Data entries
========
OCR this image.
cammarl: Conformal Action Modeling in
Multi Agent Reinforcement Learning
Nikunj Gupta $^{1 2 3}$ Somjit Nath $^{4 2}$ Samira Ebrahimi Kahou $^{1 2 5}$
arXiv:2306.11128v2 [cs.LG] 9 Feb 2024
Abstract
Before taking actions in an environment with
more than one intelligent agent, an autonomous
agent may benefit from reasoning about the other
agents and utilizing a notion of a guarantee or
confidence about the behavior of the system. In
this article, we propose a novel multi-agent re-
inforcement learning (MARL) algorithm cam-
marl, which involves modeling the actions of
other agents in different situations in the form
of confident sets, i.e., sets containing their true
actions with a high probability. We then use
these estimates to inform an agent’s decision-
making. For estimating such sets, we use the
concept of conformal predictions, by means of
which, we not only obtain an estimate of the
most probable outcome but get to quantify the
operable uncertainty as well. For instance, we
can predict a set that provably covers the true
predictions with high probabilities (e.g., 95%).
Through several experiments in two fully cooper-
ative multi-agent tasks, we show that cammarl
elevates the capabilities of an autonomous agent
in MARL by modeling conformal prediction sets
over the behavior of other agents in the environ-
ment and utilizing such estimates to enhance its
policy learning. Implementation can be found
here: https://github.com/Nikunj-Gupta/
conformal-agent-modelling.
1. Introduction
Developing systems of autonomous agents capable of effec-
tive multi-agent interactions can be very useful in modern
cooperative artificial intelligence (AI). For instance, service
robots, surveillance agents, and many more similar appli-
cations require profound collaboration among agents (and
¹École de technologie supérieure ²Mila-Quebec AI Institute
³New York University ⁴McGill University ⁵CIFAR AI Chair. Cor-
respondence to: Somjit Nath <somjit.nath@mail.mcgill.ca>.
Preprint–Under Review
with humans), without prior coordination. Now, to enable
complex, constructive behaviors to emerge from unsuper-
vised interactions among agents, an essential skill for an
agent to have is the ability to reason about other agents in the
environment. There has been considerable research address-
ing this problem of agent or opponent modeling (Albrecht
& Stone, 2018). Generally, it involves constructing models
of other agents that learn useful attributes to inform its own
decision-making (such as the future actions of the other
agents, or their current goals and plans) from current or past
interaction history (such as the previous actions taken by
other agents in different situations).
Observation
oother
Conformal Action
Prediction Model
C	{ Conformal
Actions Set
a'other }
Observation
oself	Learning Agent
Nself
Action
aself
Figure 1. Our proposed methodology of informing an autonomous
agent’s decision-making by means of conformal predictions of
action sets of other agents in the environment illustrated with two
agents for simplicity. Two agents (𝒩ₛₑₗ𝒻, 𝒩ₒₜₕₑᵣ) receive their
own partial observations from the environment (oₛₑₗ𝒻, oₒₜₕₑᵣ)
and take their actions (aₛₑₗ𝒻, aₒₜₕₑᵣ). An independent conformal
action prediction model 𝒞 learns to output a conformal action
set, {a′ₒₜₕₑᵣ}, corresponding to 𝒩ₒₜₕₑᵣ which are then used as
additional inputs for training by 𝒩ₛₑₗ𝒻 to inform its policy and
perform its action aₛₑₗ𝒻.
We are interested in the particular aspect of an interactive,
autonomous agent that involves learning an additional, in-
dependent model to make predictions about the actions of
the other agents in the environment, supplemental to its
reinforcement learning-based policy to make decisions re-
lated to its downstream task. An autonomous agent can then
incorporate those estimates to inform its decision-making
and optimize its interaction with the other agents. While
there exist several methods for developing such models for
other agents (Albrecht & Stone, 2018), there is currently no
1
========
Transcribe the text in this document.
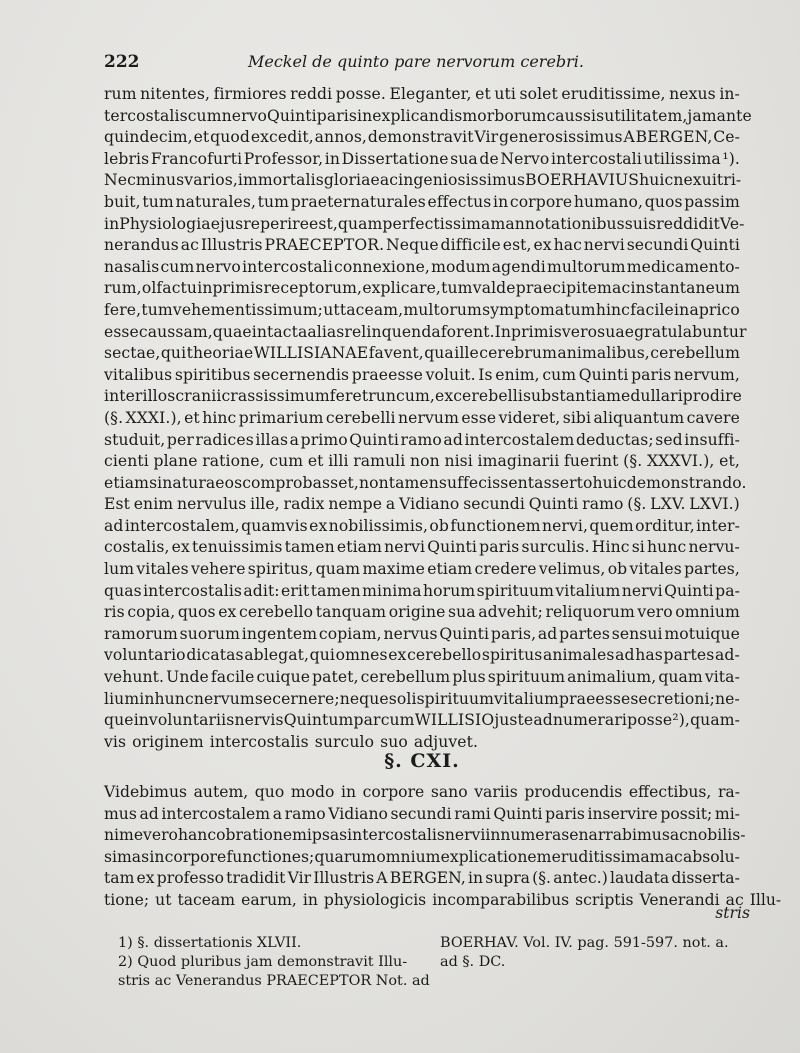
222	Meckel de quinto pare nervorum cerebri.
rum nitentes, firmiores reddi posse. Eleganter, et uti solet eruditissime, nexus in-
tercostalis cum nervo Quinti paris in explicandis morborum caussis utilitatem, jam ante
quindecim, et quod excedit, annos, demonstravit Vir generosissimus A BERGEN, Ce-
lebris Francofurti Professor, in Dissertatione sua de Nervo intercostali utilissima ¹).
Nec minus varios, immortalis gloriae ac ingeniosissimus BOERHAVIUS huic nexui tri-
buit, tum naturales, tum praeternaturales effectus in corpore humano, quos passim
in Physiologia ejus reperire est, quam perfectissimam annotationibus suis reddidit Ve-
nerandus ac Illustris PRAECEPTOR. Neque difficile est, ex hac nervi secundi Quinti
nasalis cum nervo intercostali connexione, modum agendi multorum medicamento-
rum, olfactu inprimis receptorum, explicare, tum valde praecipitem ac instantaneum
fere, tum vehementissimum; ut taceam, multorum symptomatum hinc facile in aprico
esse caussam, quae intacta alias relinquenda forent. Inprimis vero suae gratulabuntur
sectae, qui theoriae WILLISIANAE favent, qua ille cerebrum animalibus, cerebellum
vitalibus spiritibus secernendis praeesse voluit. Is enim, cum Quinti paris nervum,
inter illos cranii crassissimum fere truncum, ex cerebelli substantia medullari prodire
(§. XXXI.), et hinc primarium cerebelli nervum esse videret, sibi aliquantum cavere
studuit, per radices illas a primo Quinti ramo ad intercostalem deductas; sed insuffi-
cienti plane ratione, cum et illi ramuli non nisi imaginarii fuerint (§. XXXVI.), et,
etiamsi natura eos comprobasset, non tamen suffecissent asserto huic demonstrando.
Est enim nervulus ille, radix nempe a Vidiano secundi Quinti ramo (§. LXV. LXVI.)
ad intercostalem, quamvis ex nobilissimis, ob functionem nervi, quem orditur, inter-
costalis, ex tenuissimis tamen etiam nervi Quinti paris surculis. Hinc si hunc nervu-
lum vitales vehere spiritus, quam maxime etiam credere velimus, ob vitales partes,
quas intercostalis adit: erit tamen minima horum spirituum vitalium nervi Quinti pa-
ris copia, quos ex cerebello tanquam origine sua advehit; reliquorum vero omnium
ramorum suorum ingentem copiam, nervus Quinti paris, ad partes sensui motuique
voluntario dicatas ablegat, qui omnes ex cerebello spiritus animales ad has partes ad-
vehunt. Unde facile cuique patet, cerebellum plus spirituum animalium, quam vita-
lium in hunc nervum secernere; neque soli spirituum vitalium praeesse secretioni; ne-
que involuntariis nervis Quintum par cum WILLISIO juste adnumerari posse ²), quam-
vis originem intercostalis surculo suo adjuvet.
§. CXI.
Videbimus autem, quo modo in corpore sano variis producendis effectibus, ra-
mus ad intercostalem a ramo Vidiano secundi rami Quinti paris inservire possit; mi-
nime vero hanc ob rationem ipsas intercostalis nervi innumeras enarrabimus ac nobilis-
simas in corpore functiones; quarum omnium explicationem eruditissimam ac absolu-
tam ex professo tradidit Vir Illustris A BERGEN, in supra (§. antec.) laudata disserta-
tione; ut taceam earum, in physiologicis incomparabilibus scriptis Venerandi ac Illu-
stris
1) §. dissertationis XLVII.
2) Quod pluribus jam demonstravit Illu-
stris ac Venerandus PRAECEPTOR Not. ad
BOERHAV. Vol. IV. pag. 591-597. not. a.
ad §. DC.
========
Set problem
Pick out every line holding the string "paris" and return it.

Response for this exercise
tercostalis cum nervo Quinti paris in explicandis morborum caussis utilitatem, jam ante
vitalibus spiritibus secernendis praeesse voluit. Is enim, cum Quinti paris nervum,
costalis, ex tenuissimis tamen etiam nervi Quinti paris surculis. Hinc si hunc nervu-
ramorum suorum ingentem copiam, nervus Quinti paris, ad partes sensui motuique
mus ad intercostalem a ramo Vidiano secundi rami Quinti paris inservire possit; mi-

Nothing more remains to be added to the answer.